Text segment -
▬▬▬
5.  Use cruise control.  Even on secondary roads, almost everywhere except where heavily congested, not only for the highways.  It helps take the load off you of having to feather the gas to keep the car going.  For long distance and given time (not in a rush), I select a speed of about 38mph.  This gives a good balance between getting there and extending your range.  Learn to turn off CC with the button (not the brake) and back on as needed.  However, when you turn it on, do not do so at a slow speed and let it pickup rather aggressively to your target speed, I prefer to accelerate the car myself to within 3mph of the target speed and then turn CC on.

 

6.  Speaking of accelerating, always use the Empower screen (in auto mode) so you can see the bars.  Use no more than 2 bars to get up to speed, but if there is time or no traffic behind you, then use 1 to 1.5 bars depending on the incline.  If you're at a light and its slightly downhill in front of you, use 1 bar.  If its level, go with 1.5 bars.  If its uphill, like an on-ramp to a highway, 2 bars tops, NO matter what don't go over 2 bars.  Only CC is allowed to go over 2 bars in my opinion and it might hit about 2 1/4 bars tops to go up a hill.  The longer you take to get to your desired speed, the more efficient you will be.  If you're faced with a hill, don't be afraid to allow the car to slow down as you climb it.  Sometimes 2 bars you might lose some speed, other times you might do it on purpose and only power up at 1.5 bars to lose some speed (if no-one is behind you for example or you need to turn off at the top).  You can always regain the speed back on the downhill part, but slowly as well.  Don't try to accelerate up the hill back to your speed, wait until the road levels off and keep the same power (1.5 bars for example) in until the car picks back up on its own.

 

7.  Maintain your speed because of drag.  What does this mean?  If you are in CC going 38mph and you are the top of a hill and starting to do down it, what do you do?

 

a) you let it be and have the car run away to 50mph on its own and then slow back down to 38

b) you engage hill decent mode and let the car accelerate to about 41mph and hold its speed

c) you engage L and don't allow the car to get much past 39mph and shift back to D as the hill shallows up.
▬▬▬
Objective -
Return the complete driving tips verbatim. The data entries that come next are separate from the driving tips.

Data entries:
▬▬▬
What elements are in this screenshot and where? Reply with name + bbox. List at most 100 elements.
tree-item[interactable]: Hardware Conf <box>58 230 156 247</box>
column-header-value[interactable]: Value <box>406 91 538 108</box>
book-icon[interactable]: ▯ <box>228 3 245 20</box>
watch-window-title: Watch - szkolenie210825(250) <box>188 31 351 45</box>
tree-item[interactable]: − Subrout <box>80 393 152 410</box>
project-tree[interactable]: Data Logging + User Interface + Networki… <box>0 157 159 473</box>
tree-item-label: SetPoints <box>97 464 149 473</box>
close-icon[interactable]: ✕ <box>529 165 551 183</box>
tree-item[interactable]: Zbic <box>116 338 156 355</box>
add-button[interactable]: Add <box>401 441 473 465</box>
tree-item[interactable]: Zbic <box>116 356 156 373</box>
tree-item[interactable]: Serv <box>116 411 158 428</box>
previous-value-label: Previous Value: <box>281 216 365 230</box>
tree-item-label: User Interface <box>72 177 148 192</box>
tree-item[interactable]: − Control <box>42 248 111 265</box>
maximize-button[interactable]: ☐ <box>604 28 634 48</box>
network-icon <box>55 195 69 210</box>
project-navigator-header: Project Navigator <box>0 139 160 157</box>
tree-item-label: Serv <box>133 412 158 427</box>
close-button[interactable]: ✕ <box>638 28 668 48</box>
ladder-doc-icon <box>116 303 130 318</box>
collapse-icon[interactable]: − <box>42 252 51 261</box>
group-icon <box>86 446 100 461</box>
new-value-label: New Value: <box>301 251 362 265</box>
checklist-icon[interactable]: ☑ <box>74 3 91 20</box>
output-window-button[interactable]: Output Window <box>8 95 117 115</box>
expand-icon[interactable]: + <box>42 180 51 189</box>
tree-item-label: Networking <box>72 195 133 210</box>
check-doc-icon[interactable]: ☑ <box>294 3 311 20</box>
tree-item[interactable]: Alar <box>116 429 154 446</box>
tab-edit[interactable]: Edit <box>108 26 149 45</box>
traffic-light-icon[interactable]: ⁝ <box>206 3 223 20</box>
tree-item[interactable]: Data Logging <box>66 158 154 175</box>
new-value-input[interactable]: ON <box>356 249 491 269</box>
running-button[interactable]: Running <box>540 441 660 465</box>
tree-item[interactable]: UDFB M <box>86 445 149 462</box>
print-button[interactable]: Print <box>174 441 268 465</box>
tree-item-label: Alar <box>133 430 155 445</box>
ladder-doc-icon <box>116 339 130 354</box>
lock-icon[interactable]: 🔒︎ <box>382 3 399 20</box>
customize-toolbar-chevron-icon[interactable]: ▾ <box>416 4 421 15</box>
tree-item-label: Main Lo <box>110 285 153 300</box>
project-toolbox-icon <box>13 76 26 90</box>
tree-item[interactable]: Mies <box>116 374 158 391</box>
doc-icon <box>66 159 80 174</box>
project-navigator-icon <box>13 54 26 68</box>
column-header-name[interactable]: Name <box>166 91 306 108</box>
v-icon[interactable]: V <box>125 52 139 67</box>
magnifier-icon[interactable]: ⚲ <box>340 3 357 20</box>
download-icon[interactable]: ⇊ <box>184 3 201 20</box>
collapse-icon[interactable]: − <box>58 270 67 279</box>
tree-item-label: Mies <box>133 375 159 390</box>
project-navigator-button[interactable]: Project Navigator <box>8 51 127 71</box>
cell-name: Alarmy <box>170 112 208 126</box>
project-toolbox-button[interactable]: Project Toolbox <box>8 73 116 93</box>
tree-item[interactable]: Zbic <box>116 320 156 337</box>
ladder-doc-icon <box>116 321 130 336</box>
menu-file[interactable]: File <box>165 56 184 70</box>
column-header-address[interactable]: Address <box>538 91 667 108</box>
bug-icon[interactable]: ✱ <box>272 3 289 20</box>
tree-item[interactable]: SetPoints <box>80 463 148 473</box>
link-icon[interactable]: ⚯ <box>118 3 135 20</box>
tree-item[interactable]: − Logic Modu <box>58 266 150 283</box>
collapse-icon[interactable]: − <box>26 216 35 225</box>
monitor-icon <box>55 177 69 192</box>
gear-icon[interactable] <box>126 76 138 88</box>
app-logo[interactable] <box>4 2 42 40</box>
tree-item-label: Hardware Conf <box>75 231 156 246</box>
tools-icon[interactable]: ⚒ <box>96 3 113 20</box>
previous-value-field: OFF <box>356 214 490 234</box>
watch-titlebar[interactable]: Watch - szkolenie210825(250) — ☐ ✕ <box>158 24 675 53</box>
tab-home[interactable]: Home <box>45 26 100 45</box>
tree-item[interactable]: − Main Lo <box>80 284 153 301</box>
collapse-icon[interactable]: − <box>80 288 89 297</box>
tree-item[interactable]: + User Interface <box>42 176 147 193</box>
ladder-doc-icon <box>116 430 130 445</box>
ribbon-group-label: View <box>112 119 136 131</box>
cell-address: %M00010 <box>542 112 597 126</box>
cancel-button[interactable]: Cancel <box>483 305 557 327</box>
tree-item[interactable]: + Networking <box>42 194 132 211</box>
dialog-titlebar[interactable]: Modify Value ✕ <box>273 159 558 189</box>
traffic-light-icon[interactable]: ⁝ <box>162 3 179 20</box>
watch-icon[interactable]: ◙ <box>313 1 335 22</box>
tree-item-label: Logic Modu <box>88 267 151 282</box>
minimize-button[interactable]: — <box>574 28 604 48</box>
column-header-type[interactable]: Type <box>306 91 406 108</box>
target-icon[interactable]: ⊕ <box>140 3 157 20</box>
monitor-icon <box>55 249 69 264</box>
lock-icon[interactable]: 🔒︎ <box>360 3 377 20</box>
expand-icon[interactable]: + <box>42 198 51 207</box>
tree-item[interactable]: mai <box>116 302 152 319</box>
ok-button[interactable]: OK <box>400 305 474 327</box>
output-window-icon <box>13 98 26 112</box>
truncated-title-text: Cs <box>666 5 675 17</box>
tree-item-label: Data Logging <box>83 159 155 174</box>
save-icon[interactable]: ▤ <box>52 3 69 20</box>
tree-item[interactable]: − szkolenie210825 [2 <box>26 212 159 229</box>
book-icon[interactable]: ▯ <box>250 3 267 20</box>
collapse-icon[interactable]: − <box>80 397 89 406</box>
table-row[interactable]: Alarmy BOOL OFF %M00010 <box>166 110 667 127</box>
▬▬▬
Final result -
5.  Use cruise control.  Even on secondary roads, almost everywhere except where heavily congested, not only for the highways.  It helps take the load off you of having to feather the gas to keep the car going.  For long distance and given time (not in a rush), I select a speed of about 38mph.  This gives a good balance between getting there and extending your range.  Learn to turn off CC with the button (not the brake) and back on as needed.  However, when you turn it on, do not do so at a slow speed and let it pickup rather aggressively to your target speed, I prefer to accelerate the car myself to within 3mph of the target speed and then turn CC on.

 

6.  Speaking of accelerating, always use the Empower screen (in auto mode) so you can see the bars.  Use no more than 2 bars to get up to speed, but if there is time or no traffic behind you, then use 1 to 1.5 bars depending on the incline.  If you're at a light and its slightly downhill in front of you, use 1 bar.  If its level, go with 1.5 bars.  If its uphill, like an on-ramp to a highway, 2 bars tops, NO matter what don't go over 2 bars.  Only CC is allowed to go over 2 bars in my opinion and it might hit about 2 1/4 bars tops to go up a hill.  The longer you take to get to your desired speed, the more efficient you will be.  If you're faced with a hill, don't be afraid to allow the car to slow down as you climb it.  Sometimes 2 bars you might lose some speed, other times you might do it on purpose and only power up at 1.5 bars to lose some speed (if no-one is behind you for example or you need to turn off at the top).  You can always regain the speed back on the downhill part, but slowly as well.  Don't try to accelerate up the hill back to your speed, wait until the road levels off and keep the same power (1.5 bars for example) in until the car picks back up on its own.

 

7.  Maintain your speed because of drag.  What does this mean?  If you are in CC going 38mph and you are the top of a hill and starting to do down it, what do you do?

 

a) you let it be and have the car run away to 50mph on its own and then slow back down to 38

b) you engage hill decent mode and let the car accelerate to about 41mph and hold its speed

c) you engage L and don't allow the car to get much past 39mph and shift back to D as the hill shallows up.